**Given exercise**
Which lines hold the word "Слой"? Copy each of them.

**Records provided**
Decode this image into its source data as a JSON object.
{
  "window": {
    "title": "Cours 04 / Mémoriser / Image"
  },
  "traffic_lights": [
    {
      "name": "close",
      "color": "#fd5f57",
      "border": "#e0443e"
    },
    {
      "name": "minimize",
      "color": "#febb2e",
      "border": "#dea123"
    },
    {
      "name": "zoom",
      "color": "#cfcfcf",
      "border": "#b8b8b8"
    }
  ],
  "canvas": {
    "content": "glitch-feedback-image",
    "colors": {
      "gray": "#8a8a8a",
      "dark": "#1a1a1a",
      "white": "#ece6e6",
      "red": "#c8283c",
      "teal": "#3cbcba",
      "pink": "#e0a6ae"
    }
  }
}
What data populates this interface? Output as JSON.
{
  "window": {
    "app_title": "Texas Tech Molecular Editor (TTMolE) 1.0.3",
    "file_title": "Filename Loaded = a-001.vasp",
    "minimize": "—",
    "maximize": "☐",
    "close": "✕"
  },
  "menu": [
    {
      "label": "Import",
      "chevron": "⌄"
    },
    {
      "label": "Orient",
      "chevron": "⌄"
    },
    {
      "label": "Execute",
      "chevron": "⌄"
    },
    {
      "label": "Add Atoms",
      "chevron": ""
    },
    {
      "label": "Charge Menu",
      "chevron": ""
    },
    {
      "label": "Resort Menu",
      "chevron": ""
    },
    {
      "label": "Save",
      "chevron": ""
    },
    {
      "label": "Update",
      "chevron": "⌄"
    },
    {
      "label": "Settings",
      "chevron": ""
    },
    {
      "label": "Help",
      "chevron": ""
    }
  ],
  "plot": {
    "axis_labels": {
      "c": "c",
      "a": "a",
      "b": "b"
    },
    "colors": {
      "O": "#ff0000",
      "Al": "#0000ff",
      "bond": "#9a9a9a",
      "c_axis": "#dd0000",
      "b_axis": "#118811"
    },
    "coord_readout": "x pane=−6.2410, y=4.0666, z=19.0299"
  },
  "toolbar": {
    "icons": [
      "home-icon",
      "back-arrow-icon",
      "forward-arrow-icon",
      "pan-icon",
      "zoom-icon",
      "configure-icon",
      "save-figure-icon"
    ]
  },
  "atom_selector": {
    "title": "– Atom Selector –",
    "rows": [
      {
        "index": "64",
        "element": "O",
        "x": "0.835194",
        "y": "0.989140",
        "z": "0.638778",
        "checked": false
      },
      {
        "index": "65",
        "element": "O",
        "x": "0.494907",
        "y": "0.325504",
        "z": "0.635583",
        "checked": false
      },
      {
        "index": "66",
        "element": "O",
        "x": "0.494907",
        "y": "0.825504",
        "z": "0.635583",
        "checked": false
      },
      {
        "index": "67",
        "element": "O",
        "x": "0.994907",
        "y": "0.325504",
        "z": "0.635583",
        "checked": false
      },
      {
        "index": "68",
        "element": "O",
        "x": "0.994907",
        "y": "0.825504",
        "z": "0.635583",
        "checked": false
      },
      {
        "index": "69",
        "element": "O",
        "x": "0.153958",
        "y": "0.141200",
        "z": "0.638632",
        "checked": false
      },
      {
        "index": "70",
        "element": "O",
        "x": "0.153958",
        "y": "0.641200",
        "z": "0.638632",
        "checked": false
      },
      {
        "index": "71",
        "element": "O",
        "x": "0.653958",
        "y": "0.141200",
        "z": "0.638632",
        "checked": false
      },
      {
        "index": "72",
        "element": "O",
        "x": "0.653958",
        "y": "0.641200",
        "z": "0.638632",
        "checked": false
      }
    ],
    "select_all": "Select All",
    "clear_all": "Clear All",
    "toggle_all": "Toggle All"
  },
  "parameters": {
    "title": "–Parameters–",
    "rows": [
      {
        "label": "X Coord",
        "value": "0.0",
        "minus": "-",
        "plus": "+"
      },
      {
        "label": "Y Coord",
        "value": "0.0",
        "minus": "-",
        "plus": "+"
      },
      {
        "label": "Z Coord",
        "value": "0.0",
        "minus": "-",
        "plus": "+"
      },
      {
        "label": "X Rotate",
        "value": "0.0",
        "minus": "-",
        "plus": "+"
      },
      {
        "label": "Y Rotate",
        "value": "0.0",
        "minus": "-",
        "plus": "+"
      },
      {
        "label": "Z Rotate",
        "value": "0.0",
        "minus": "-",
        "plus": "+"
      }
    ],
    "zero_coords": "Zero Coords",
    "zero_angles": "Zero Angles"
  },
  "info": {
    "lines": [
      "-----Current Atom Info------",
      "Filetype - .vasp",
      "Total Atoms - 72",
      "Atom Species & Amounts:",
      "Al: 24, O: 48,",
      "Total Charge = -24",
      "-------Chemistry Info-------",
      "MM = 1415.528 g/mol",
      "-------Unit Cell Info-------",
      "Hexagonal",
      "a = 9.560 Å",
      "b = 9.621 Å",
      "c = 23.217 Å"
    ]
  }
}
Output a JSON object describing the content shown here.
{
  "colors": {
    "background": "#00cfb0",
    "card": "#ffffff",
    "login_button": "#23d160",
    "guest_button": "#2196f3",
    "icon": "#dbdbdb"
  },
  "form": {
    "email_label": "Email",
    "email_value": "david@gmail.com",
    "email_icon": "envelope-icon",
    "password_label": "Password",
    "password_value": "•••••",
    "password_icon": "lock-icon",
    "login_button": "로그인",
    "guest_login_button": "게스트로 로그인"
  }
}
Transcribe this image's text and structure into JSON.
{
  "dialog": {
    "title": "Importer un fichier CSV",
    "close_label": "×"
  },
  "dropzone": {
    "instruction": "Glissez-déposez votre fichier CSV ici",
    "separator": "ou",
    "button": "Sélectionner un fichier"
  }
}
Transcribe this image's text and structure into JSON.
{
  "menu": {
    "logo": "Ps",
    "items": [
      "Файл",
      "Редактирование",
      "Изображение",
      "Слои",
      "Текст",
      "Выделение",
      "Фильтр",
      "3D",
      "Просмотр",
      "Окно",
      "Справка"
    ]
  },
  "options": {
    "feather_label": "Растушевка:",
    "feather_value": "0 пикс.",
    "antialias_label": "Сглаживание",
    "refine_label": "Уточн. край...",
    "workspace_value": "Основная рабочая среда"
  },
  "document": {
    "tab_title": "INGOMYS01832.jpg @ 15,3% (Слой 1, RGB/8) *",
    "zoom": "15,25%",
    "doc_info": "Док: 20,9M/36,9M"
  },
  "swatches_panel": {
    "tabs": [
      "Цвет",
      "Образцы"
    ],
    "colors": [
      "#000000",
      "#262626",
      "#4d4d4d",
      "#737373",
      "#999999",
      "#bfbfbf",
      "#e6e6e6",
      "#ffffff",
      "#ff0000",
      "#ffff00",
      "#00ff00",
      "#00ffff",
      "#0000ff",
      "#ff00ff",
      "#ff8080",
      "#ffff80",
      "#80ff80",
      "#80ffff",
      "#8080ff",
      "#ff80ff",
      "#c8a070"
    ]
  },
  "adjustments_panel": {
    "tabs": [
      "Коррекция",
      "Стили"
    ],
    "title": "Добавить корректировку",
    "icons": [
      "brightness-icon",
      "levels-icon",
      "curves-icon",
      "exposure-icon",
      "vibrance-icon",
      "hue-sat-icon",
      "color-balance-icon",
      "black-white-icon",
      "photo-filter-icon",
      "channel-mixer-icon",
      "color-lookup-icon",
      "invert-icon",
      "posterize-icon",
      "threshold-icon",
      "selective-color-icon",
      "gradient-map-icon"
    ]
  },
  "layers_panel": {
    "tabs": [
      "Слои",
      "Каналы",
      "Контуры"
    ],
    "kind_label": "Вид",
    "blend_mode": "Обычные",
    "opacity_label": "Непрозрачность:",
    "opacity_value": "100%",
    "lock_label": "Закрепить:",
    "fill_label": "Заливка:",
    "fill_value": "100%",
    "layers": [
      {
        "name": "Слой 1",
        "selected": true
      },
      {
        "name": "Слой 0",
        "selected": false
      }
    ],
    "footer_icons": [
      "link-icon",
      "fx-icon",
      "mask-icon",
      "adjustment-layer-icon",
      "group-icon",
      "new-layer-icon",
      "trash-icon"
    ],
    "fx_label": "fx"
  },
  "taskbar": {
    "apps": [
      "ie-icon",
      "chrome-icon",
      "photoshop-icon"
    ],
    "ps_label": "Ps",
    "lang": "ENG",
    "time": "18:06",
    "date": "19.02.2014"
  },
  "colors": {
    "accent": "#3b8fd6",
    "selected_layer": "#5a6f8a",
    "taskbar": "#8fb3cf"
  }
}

**Answer for this exercise**
    "tab_title": "INGOMYS01832.jpg @ 15,3% (Слой 1, RGB/8) *",
        "name": "Слой 1",
        "name": "Слой 0",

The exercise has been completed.